# [EXERCISE GOAL]
Return all the data, word for word.

((

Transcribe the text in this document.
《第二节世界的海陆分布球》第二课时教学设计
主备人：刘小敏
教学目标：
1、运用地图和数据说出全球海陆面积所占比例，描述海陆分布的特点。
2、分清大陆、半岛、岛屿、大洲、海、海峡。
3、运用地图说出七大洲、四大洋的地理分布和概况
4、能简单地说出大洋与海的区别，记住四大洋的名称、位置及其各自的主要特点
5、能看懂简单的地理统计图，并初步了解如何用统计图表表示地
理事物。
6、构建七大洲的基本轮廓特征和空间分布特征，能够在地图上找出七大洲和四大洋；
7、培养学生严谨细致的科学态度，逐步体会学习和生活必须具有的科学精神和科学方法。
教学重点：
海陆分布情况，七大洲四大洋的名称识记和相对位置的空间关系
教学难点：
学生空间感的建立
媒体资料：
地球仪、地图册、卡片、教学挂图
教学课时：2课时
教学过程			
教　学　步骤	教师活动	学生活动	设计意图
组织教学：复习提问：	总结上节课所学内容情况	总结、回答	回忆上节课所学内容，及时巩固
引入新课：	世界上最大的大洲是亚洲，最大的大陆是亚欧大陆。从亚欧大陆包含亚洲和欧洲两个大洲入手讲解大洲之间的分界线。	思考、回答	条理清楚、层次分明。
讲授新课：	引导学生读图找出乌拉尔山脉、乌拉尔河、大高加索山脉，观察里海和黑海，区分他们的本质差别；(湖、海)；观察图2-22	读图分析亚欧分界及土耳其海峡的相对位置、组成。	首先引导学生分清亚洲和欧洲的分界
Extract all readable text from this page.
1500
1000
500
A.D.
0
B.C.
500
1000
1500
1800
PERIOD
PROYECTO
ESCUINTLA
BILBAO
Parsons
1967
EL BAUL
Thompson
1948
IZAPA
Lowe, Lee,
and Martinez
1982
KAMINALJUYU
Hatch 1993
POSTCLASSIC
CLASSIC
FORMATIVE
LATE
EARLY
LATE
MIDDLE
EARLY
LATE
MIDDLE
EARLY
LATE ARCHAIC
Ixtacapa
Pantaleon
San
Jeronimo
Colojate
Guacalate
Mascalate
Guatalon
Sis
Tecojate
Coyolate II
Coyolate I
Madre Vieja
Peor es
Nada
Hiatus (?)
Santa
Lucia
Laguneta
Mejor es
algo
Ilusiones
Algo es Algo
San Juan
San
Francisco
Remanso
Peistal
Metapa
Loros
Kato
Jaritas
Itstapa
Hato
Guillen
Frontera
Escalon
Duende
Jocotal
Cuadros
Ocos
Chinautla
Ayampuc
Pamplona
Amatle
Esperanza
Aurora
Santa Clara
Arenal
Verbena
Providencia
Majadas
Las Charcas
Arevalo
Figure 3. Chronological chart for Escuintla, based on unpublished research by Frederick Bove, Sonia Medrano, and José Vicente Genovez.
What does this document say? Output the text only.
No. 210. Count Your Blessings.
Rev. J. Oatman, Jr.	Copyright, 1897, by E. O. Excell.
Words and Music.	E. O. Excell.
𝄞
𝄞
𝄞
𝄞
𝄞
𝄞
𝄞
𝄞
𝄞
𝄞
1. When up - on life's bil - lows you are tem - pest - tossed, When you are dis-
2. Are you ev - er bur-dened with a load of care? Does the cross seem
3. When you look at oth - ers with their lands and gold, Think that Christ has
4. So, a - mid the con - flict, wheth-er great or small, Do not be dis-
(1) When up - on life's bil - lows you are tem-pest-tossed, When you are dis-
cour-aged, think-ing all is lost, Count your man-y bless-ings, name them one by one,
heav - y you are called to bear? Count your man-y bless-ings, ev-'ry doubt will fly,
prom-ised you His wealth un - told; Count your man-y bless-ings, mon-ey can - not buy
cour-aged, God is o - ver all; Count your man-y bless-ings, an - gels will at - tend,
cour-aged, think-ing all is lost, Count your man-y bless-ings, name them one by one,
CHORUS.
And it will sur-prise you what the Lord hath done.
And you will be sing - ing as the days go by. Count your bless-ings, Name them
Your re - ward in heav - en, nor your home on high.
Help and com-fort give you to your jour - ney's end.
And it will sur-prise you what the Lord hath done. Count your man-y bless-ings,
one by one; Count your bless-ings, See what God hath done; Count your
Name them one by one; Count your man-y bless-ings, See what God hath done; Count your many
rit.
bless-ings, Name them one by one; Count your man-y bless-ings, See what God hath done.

))

# [WRITTEN SOLUTION]
Transcribe the text in this document.
《第二节世界的海陆分布球》第二课时教学设计
主备人：刘小敏
教学目标：
1、运用地图和数据说出全球海陆面积所占比例，描述海陆分布的特点。
2、分清大陆、半岛、岛屿、大洲、海、海峡。
3、运用地图说出七大洲、四大洋的地理分布和概况
4、能简单地说出大洋与海的区别，记住四大洋的名称、位置及其各自的主要特点
5、能看懂简单的地理统计图，并初步了解如何用统计图表表示地
理事物。
6、构建七大洲的基本轮廓特征和空间分布特征，能够在地图上找出七大洲和四大洋；
7、培养学生严谨细致的科学态度，逐步体会学习和生活必须具有的科学精神和科学方法。
教学重点：
海陆分布情况，七大洲四大洋的名称识记和相对位置的空间关系
教学难点：
学生空间感的建立
媒体资料：
地球仪、地图册、卡片、教学挂图
教学课时：2课时
教学过程			
教　学　步骤	教师活动	学生活动	设计意图
组织教学：复习提问：	总结上节课所学内容情况	总结、回答	回忆上节课所学内容，及时巩固
引入新课：	世界上最大的大洲是亚洲，最大的大陆是亚欧大陆。从亚欧大陆包含亚洲和欧洲两个大洲入手讲解大洲之间的分界线。	思考、回答	条理清楚、层次分明。
讲授新课：	引导学生读图找出乌拉尔山脉、乌拉尔河、大高加索山脉，观察里海和黑海，区分他们的本质差别；(湖、海)；观察图2-22	读图分析亚欧分界及土耳其海峡的相对位置、组成。	首先引导学生分清亚洲和欧洲的分界
Extract all readable text from this page.
1500
1000
500
A.D.
0
B.C.
500
1000
1500
1800
PERIOD
PROYECTO
ESCUINTLA
BILBAO
Parsons
1967
EL BAUL
Thompson
1948
IZAPA
Lowe, Lee,
and Martinez
1982
KAMINALJUYU
Hatch 1993
POSTCLASSIC
CLASSIC
FORMATIVE
LATE
EARLY
LATE
MIDDLE
EARLY
LATE
MIDDLE
EARLY
LATE ARCHAIC
Ixtacapa
Pantaleon
San
Jeronimo
Colojate
Guacalate
Mascalate
Guatalon
Sis
Tecojate
Coyolate II
Coyolate I
Madre Vieja
Peor es
Nada
Hiatus (?)
Santa
Lucia
Laguneta
Mejor es
algo
Ilusiones
Algo es Algo
San Juan
San
Francisco
Remanso
Peistal
Metapa
Loros
Kato
Jaritas
Itstapa
Hato
Guillen
Frontera
Escalon
Duende
Jocotal
Cuadros
Ocos
Chinautla
Ayampuc
Pamplona
Amatle
Esperanza
Aurora
Santa Clara
Arenal
Verbena
Providencia
Majadas
Las Charcas
Arevalo
Figure 3. Chronological chart for Escuintla, based on unpublished research by Frederick Bove, Sonia Medrano, and José Vicente Genovez.
What does this document say? Output the text only.
No. 210. Count Your Blessings.
Rev. J. Oatman, Jr.	Copyright, 1897, by E. O. Excell.
Words and Music.	E. O. Excell.
𝄞
𝄞
𝄞
𝄞
𝄞
𝄞
𝄞
𝄞
𝄞
𝄞
1. When up - on life's bil - lows you are tem - pest - tossed, When you are dis-
2. Are you ev - er bur-dened with a load of care? Does the cross seem
3. When you look at oth - ers with their lands and gold, Think that Christ has
4. So, a - mid the con - flict, wheth-er great or small, Do not be dis-
(1) When up - on life's bil - lows you are tem-pest-tossed, When you are dis-
cour-aged, think-ing all is lost, Count your man-y bless-ings, name them one by one,
heav - y you are called to bear? Count your man-y bless-ings, ev-'ry doubt will fly,
prom-ised you His wealth un - told; Count your man-y bless-ings, mon-ey can - not buy
cour-aged, God is o - ver all; Count your man-y bless-ings, an - gels will at - tend,
cour-aged, think-ing all is lost, Count your man-y bless-ings, name them one by one,
CHORUS.
And it will sur-prise you what the Lord hath done.
And you will be sing - ing as the days go by. Count your bless-ings, Name them
Your re - ward in heav - en, nor your home on high.
Help and com-fort give you to your jour - ney's end.
And it will sur-prise you what the Lord hath done. Count your man-y bless-ings,
one by one; Count your bless-ings, See what God hath done; Count your
Name them one by one; Count your man-y bless-ings, See what God hath done; Count your many
rit.
bless-ings, Name them one by one; Count your man-y bless-ings, See what God hath done.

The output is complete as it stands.